Task details. Go through the material below and copy each line where the word "DFLAR" appears.

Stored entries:

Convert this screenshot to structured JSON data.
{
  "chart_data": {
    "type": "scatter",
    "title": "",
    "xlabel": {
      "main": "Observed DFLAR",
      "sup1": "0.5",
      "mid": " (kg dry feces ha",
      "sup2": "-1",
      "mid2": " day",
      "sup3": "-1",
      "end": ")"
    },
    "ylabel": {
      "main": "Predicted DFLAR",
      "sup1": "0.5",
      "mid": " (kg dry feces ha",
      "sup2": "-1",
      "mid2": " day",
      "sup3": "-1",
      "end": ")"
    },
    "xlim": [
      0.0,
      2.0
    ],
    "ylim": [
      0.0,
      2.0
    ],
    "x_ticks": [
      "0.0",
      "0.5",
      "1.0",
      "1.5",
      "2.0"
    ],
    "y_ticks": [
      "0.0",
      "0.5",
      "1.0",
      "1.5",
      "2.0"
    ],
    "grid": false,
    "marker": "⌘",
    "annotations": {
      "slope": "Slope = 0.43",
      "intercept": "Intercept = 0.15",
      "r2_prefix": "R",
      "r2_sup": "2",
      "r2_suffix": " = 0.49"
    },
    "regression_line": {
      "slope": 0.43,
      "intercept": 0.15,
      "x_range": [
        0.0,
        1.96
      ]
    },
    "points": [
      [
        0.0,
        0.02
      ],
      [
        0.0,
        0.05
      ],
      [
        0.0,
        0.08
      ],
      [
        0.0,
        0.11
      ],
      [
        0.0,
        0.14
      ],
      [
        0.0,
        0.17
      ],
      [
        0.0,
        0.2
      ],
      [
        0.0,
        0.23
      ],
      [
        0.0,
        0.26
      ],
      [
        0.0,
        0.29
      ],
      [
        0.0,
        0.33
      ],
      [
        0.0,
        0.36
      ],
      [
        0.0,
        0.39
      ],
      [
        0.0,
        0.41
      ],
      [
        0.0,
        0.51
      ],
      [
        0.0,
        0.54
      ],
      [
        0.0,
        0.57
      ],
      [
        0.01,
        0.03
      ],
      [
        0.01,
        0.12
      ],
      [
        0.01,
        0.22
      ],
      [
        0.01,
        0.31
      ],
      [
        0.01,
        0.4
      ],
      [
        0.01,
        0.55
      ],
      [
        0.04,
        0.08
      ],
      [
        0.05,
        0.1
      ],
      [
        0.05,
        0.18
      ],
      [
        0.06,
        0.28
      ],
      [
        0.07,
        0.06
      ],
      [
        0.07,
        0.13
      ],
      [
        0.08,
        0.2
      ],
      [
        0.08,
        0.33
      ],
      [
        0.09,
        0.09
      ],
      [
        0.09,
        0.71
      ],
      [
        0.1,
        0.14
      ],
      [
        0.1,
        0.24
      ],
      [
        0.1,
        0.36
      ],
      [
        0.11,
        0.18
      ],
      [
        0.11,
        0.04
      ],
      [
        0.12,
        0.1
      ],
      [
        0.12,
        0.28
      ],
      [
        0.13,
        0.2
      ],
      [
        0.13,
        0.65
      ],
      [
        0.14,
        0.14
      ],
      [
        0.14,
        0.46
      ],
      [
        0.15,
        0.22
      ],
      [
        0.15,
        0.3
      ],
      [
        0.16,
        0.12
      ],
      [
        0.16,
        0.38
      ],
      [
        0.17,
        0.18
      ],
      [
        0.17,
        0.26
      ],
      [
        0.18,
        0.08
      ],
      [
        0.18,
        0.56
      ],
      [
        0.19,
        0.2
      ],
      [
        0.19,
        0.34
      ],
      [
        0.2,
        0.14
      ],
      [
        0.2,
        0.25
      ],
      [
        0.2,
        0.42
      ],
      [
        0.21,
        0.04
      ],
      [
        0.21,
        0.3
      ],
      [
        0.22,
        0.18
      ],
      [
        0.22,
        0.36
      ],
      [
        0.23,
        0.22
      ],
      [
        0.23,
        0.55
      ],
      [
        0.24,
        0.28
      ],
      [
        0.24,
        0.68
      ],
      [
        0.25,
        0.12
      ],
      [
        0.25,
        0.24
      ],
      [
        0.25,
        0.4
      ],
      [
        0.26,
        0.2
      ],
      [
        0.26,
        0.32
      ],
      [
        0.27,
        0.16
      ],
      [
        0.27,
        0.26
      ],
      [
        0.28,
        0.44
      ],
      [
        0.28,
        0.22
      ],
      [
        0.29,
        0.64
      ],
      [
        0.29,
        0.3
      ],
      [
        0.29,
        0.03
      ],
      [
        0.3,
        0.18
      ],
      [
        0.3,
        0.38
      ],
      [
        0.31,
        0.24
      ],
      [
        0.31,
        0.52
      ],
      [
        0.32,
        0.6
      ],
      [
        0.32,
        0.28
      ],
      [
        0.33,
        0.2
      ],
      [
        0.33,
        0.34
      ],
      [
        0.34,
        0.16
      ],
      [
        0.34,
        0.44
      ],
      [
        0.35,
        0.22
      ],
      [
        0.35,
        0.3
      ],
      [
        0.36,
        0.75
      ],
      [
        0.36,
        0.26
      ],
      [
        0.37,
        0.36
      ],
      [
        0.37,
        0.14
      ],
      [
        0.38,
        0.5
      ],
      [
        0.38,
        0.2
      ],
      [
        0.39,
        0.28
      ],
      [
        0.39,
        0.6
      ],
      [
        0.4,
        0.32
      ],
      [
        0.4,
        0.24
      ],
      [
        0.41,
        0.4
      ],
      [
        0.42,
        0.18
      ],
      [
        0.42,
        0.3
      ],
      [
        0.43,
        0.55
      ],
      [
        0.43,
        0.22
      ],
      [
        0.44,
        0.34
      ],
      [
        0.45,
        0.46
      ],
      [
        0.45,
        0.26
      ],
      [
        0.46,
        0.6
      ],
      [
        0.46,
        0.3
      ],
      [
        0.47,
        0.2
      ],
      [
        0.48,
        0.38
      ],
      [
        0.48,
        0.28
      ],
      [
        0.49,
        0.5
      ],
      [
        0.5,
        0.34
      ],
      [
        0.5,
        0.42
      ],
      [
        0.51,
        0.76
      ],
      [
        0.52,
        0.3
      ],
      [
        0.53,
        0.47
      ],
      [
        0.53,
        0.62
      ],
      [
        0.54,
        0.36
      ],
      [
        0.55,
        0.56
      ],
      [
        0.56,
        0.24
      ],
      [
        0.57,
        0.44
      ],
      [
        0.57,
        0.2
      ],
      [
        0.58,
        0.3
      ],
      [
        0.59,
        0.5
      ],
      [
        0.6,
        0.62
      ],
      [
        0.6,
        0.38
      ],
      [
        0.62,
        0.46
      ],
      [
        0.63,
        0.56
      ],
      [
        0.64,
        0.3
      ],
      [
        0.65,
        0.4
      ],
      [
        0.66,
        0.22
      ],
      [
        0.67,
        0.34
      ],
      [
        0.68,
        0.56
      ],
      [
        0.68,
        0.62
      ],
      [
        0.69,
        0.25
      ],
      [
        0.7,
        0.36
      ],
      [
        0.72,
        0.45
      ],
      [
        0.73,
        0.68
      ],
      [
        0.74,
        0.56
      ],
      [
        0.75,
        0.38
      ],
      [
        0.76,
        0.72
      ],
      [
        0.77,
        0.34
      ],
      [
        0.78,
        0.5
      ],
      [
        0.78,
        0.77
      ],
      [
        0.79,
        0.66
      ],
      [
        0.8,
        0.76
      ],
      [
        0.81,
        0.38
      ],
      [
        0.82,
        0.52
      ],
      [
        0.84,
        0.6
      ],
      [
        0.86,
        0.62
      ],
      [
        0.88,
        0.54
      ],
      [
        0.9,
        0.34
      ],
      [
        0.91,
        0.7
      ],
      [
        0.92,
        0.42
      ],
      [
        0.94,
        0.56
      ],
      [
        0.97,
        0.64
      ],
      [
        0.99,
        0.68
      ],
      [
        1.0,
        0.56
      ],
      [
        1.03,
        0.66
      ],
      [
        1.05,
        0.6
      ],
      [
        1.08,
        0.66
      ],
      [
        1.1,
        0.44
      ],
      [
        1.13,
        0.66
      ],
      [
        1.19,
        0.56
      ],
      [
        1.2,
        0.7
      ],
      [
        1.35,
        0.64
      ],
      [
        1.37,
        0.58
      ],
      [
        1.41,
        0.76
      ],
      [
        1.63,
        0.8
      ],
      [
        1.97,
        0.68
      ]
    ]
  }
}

Output for this exercise.
      "main": "Observed DFLAR",
      "main": "Predicted DFLAR",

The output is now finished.